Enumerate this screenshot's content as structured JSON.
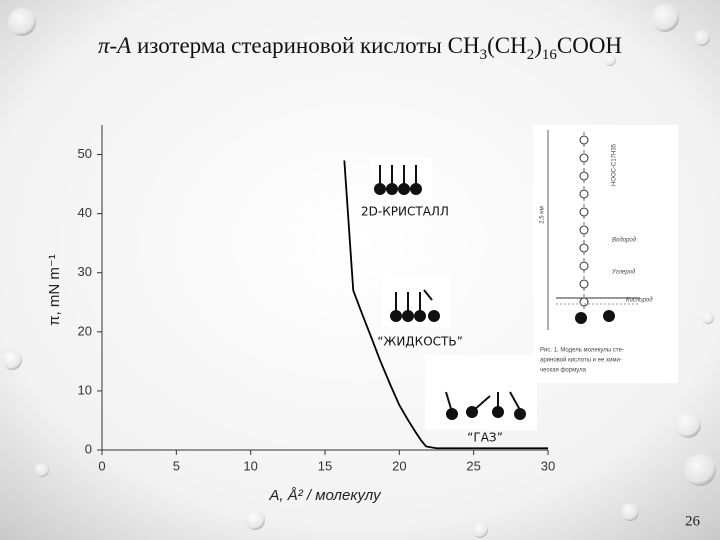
{
  "chart_data": {
    "type": "line",
    "title_parts": [
      {
        "text": "π-A",
        "italic": true
      },
      {
        "text": " изотерма стеариновой кислоты CH"
      },
      {
        "text": "3",
        "sub": true
      },
      {
        "text": "(CH"
      },
      {
        "text": "2",
        "sub": true
      },
      {
        "text": ")"
      },
      {
        "text": "16",
        "sub": true
      },
      {
        "text": "COOH"
      }
    ],
    "x_label": "A, Å² / молекулу",
    "y_label": "π, mN m⁻¹",
    "x": [
      16.3,
      16.6,
      16.9,
      17.5,
      18.2,
      18.7,
      19.4,
      20.0,
      20.6,
      21.1,
      21.5,
      21.8,
      22.5,
      25,
      30
    ],
    "y": [
      49,
      38,
      27,
      23,
      18.5,
      15.2,
      11,
      7.6,
      5,
      3,
      1.5,
      0.6,
      0.3,
      0.3,
      0.3
    ],
    "color": "#000000",
    "xlim": [
      0,
      30
    ],
    "ylim": [
      0,
      55
    ],
    "xticks": [
      0,
      5,
      10,
      15,
      20,
      25,
      30
    ],
    "yticks": [
      0,
      10,
      20,
      30,
      40,
      50
    ],
    "annotations": [
      "2D-КРИСТАЛЛ",
      "“ЖИДКОСТЬ”",
      "“ГАЗ”"
    ]
  },
  "inset": {
    "labels": [
      "2,5 нм",
      "HOOC-C17H35",
      "Водород",
      "Углерод",
      "Кислород"
    ],
    "caption": [
      "Рис. 1. Модель молекулы сте-",
      "ариновой кислоты и ее хими-",
      "ческая формула"
    ]
  },
  "page_number": "26"
}
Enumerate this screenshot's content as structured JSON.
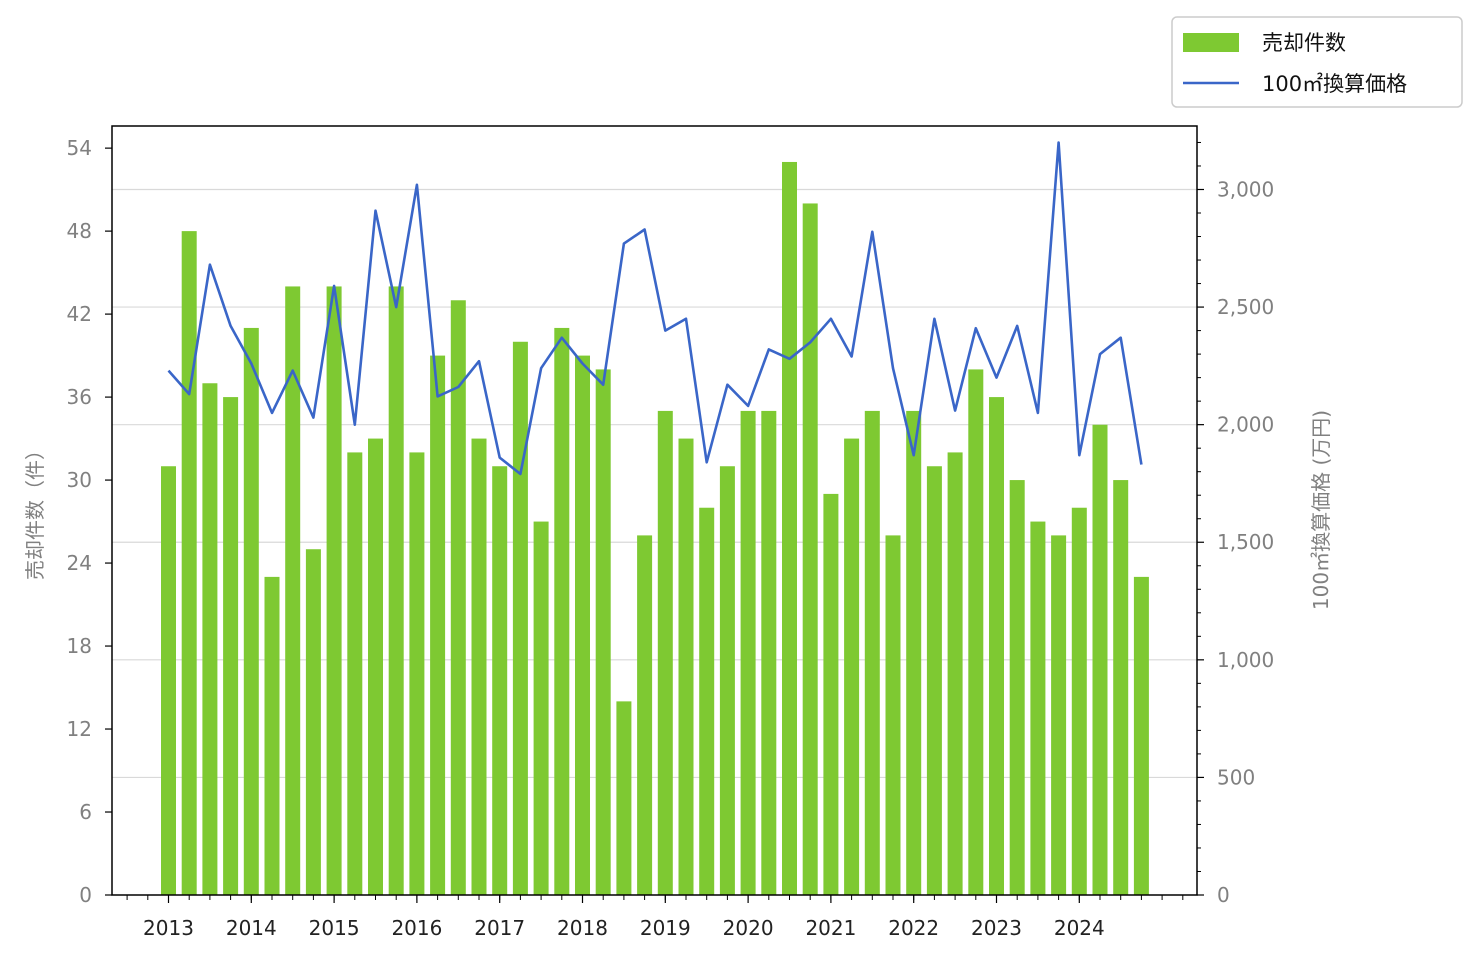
{
  "chart_data": {
    "type": "bar+line",
    "x_tick_labels": [
      "2013",
      "2014",
      "2015",
      "2016",
      "2017",
      "2018",
      "2019",
      "2020",
      "2021",
      "2022",
      "2023",
      "2024"
    ],
    "left_axis": {
      "label": "売却件数（件）",
      "ticks": [
        "0",
        "6",
        "12",
        "18",
        "24",
        "30",
        "36",
        "42",
        "48",
        "54"
      ],
      "ylim": [
        0,
        55.6
      ]
    },
    "right_axis": {
      "label": "100㎡換算価格 (万円)",
      "ticks": [
        "0",
        "500",
        "1,000",
        "1,500",
        "2,000",
        "2,500",
        "3,000"
      ],
      "ylim": [
        0,
        3270
      ]
    },
    "legend": {
      "placement": "top-right, outside plot",
      "bar_label": "売却件数",
      "line_label": "100㎡換算価格"
    },
    "grid": "horizontal, right axis",
    "colors": {
      "bar": "#7ec932",
      "line": "#3a66c8",
      "grid": "#d9d9d9"
    },
    "quarters": [
      "2013Q1",
      "2013Q2",
      "2013Q3",
      "2013Q4",
      "2014Q1",
      "2014Q2",
      "2014Q3",
      "2014Q4",
      "2015Q1",
      "2015Q2",
      "2015Q3",
      "2015Q4",
      "2016Q1",
      "2016Q2",
      "2016Q3",
      "2016Q4",
      "2017Q1",
      "2017Q2",
      "2017Q3",
      "2017Q4",
      "2018Q1",
      "2018Q2",
      "2018Q3",
      "2018Q4",
      "2019Q1",
      "2019Q2",
      "2019Q3",
      "2019Q4",
      "2020Q1",
      "2020Q2",
      "2020Q3",
      "2020Q4",
      "2021Q1",
      "2021Q2",
      "2021Q3",
      "2021Q4",
      "2022Q1",
      "2022Q2",
      "2022Q3",
      "2022Q4",
      "2023Q1",
      "2023Q2",
      "2023Q3",
      "2023Q4",
      "2024Q1",
      "2024Q2",
      "2024Q3",
      "2024Q4"
    ],
    "series": [
      {
        "name": "売却件数",
        "type": "bar",
        "axis": "left",
        "values": [
          31,
          48,
          37,
          36,
          41,
          23,
          44,
          25,
          44,
          32,
          33,
          44,
          32,
          39,
          43,
          33,
          31,
          40,
          27,
          41,
          39,
          38,
          14,
          26,
          35,
          33,
          28,
          31,
          35,
          35,
          53,
          50,
          29,
          33,
          35,
          26,
          35,
          31,
          32,
          38,
          36,
          30,
          27,
          26,
          28,
          34,
          30,
          23
        ]
      },
      {
        "name": "100㎡換算価格",
        "type": "line",
        "axis": "right",
        "values": [
          2230,
          2130,
          2680,
          2420,
          2260,
          2050,
          2230,
          2030,
          2590,
          2000,
          2910,
          2500,
          3020,
          2120,
          2160,
          2270,
          1860,
          1790,
          2240,
          2370,
          2260,
          2170,
          2770,
          2830,
          2400,
          2450,
          1840,
          2170,
          2080,
          2320,
          2280,
          2350,
          2450,
          2290,
          2820,
          2240,
          1870,
          2450,
          2060,
          2410,
          2200,
          2420,
          2050,
          3200,
          1870,
          2300,
          2370,
          1830
        ]
      }
    ]
  }
}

-=-=-

Make an exact copy of every entry above, minus the images.

Enumerate this screenshot's content as structured JSON.
{
  "chart_data": {
    "type": "line",
    "title_parts": [
      {
        "text": "π-A",
        "italic": true
      },
      {
        "text": " изотерма стеариновой кислоты CH"
      },
      {
        "text": "3",
        "sub": true
      },
      {
        "text": "(CH"
      },
      {
        "text": "2",
        "sub": true
      },
      {
        "text": ")"
      },
      {
        "text": "16",
        "sub": true
      },
      {
        "text": "COOH"
      }
    ],
    "x_label": "A, Å² / молекулу",
    "y_label": "π, mN m⁻¹",
    "x": [
      16.3,
      16.6,
      16.9,
      17.5,
      18.2,
      18.7,
      19.4,
      20.0,
      20.6,
      21.1,
      21.5,
      21.8,
      22.5,
      25,
      30
    ],
    "y": [
      49,
      38,
      27,
      23,
      18.5,
      15.2,
      11,
      7.6,
      5,
      3,
      1.5,
      0.6,
      0.3,
      0.3,
      0.3
    ],
    "color": "#000000",
    "xlim": [
      0,
      30
    ],
    "ylim": [
      0,
      55
    ],
    "xticks": [
      0,
      5,
      10,
      15,
      20,
      25,
      30
    ],
    "yticks": [
      0,
      10,
      20,
      30,
      40,
      50
    ],
    "annotations": [
      "2D-КРИСТАЛЛ",
      "“ЖИДКОСТЬ”",
      "“ГАЗ”"
    ]
  },
  "inset": {
    "labels": [
      "2,5 нм",
      "HOOC-C17H35",
      "Водород",
      "Углерод",
      "Кислород"
    ],
    "caption": [
      "Рис. 1. Модель молекулы сте-",
      "ариновой кислоты и ее хими-",
      "ческая формула"
    ]
  },
  "page_number": "26"
}
Enumerate this screenshot's content as structured JSON.
{
  "chart_data": {
    "type": "bar+line",
    "x_tick_labels": [
      "2013",
      "2014",
      "2015",
      "2016",
      "2017",
      "2018",
      "2019",
      "2020",
      "2021",
      "2022",
      "2023",
      "2024"
    ],
    "left_axis": {
      "label": "売却件数（件）",
      "ticks": [
        "0",
        "6",
        "12",
        "18",
        "24",
        "30",
        "36",
        "42",
        "48",
        "54"
      ],
      "ylim": [
        0,
        55.6
      ]
    },
    "right_axis": {
      "label": "100㎡換算価格 (万円)",
      "ticks": [
        "0",
        "500",
        "1,000",
        "1,500",
        "2,000",
        "2,500",
        "3,000"
      ],
      "ylim": [
        0,
        3270
      ]
    },
    "legend": {
      "placement": "top-right, outside plot",
      "bar_label": "売却件数",
      "line_label": "100㎡換算価格"
    },
    "grid": "horizontal, right axis",
    "colors": {
      "bar": "#7ec932",
      "line": "#3a66c8",
      "grid": "#d9d9d9"
    },
    "quarters": [
      "2013Q1",
      "2013Q2",
      "2013Q3",
      "2013Q4",
      "2014Q1",
      "2014Q2",
      "2014Q3",
      "2014Q4",
      "2015Q1",
      "2015Q2",
      "2015Q3",
      "2015Q4",
      "2016Q1",
      "2016Q2",
      "2016Q3",
      "2016Q4",
      "2017Q1",
      "2017Q2",
      "2017Q3",
      "2017Q4",
      "2018Q1",
      "2018Q2",
      "2018Q3",
      "2018Q4",
      "2019Q1",
      "2019Q2",
      "2019Q3",
      "2019Q4",
      "2020Q1",
      "2020Q2",
      "2020Q3",
      "2020Q4",
      "2021Q1",
      "2021Q2",
      "2021Q3",
      "2021Q4",
      "2022Q1",
      "2022Q2",
      "2022Q3",
      "2022Q4",
      "2023Q1",
      "2023Q2",
      "2023Q3",
      "2023Q4",
      "2024Q1",
      "2024Q2",
      "2024Q3",
      "2024Q4"
    ],
    "series": [
      {
        "name": "売却件数",
        "type": "bar",
        "axis": "left",
        "values": [
          31,
          48,
          37,
          36,
          41,
          23,
          44,
          25,
          44,
          32,
          33,
          44,
          32,
          39,
          43,
          33,
          31,
          40,
          27,
          41,
          39,
          38,
          14,
          26,
          35,
          33,
          28,
          31,
          35,
          35,
          53,
          50,
          29,
          33,
          35,
          26,
          35,
          31,
          32,
          38,
          36,
          30,
          27,
          26,
          28,
          34,
          30,
          23
        ]
      },
      {
        "name": "100㎡換算価格",
        "type": "line",
        "axis": "right",
        "values": [
          2230,
          2130,
          2680,
          2420,
          2260,
          2050,
          2230,
          2030,
          2590,
          2000,
          2910,
          2500,
          3020,
          2120,
          2160,
          2270,
          1860,
          1790,
          2240,
          2370,
          2260,
          2170,
          2770,
          2830,
          2400,
          2450,
          1840,
          2170,
          2080,
          2320,
          2280,
          2350,
          2450,
          2290,
          2820,
          2240,
          1870,
          2450,
          2060,
          2410,
          2200,
          2420,
          2050,
          3200,
          1870,
          2300,
          2370,
          1830
        ]
      }
    ]
  }
}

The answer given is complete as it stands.